▶ **WORK TO DO**
Find every line in the records below that holds the word "insbesondere" and copy it.
● ● ● ● ●
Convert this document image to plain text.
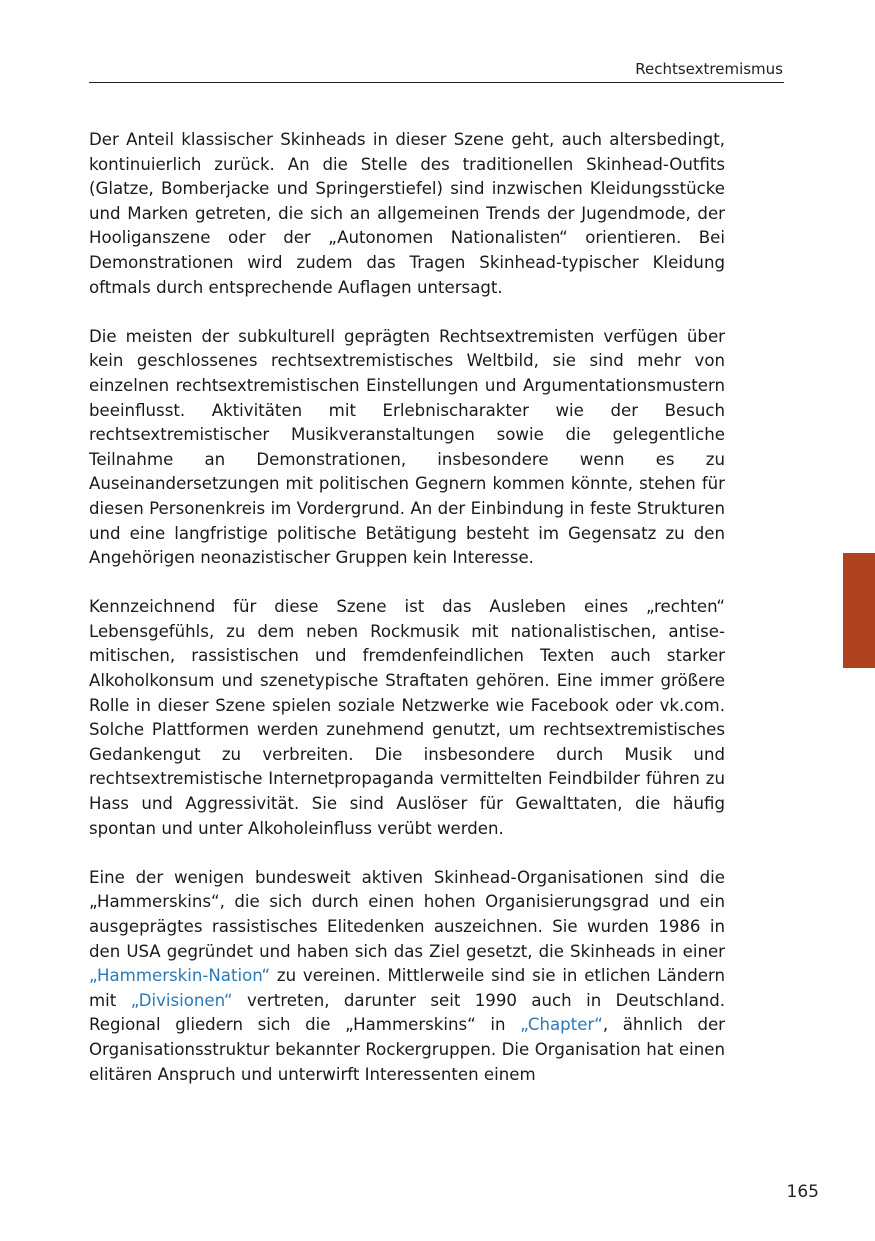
Rechtsextremismus

Der Anteil klassischer Skinheads in dieser Szene geht, auch altersbedingt, kontinuierlich zurück. An die Stelle des traditionellen Skinhead-Outfits (Glatze, Bomberjacke und Springerstiefel) sind inzwischen Kleidungsstücke und Marken getreten, die sich an allgemeinen Trends der Jugendmode, der Hooliganszene oder der „Autonomen Nationalisten“ orientieren. Bei Demonstrationen wird zudem das Tragen Skinhead-typischer Kleidung oftmals durch entsprechende Auflagen untersagt.

Die meisten der subkulturell geprägten Rechtsextremisten verfügen über kein geschlossenes rechtsextremistisches Weltbild, sie sind mehr von einzelnen rechtsextremistischen Einstellungen und Argumentationsmustern beeinflusst. Aktivitäten mit Erlebnischarakter wie der Besuch rechtsextremistischer Musikveranstaltungen sowie die gelegentliche Teilnahme an Demonstrationen, insbesondere wenn es zu Auseinandersetzungen mit politischen Gegnern kommen könnte, stehen für diesen Personenkreis im Vordergrund. An der Einbindung in feste Strukturen und eine langfristige politische Betätigung besteht im Gegensatz zu den Angehörigen neonazistischer Gruppen kein Interesse.

Kennzeichnend für diese Szene ist das Ausleben eines „rechten“ Lebensgefühls, zu dem neben Rockmusik mit nationalistischen, antisemitischen, rassistischen und fremdenfeindlichen Texten auch starker Alkoholkonsum und szenetypische Straftaten gehören. Eine immer größere Rolle in dieser Szene spielen soziale Netzwerke wie Facebook oder vk.com. Solche Plattformen werden zunehmend genutzt, um rechtsextremistisches Gedankengut zu verbreiten. Die insbesondere durch Musik und rechtsextremistische Internetpropaganda vermittelten Feindbilder führen zu Hass und Aggressivität. Sie sind Auslöser für Gewalttaten, die häufig spontan und unter Alkoholeinfluss verübt werden.

Eine der wenigen bundesweit aktiven Skinhead-Organisationen sind die „Hammerskins“, die sich durch einen hohen Organisierungsgrad und ein ausgeprägtes rassistisches Elitedenken auszeichnen. Sie wurden 1986 in den USA gegründet und haben sich das Ziel gesetzt, die Skinheads in einer „Hammerskin-Nation“ zu vereinen. Mittlerweile sind sie in etlichen Ländern mit „Divisionen“ vertreten, darunter seit 1990 auch in Deutschland. Regional gliedern sich die „Hammerskins“ in „Chapter“, ähnlich der Organisationsstruktur bekannter Rockergruppen. Die Organisation hat einen elitären Anspruch und unterwirft Interessenten einem

165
● ● ● ● ●
▶ **REPLY TO THE EXERCISE**
Die meisten der subkulturell geprägten Rechtsextremisten verfügen über kein geschlossenes rechtsextremistisches Weltbild, sie sind mehr von einzelnen rechtsextremistischen Einstellungen und Argumentationsmustern beeinflusst. Aktivitäten mit Erlebnischarakter wie der Besuch rechtsextremistischer Musikveranstaltungen sowie die gelegentliche Teilnahme an Demonstrationen, insbesondere wenn es zu Auseinandersetzungen mit politischen Gegnern kommen könnte, stehen für diesen Personenkreis im Vordergrund. An der Einbindung in feste Strukturen und eine langfristige politische Betätigung besteht im Gegensatz zu den Angehörigen neonazistischer Gruppen kein Interesse.
Kennzeichnend für diese Szene ist das Ausleben eines „rechten“ Lebensgefühls, zu dem neben Rockmusik mit nationalistischen, antisemitischen, rassistischen und fremdenfeindlichen Texten auch starker Alkoholkonsum und szenetypische Straftaten gehören. Eine immer größere Rolle in dieser Szene spielen soziale Netzwerke wie Facebook oder vk.com. Solche Plattformen werden zunehmend genutzt, um rechtsextremistisches Gedankengut zu verbreiten. Die insbesondere durch Musik und rechtsextremistische Internetpropaganda vermittelten Feindbilder führen zu Hass und Aggressivität. Sie sind Auslöser für Gewalttaten, die häufig spontan und unter Alkoholeinfluss verübt werden.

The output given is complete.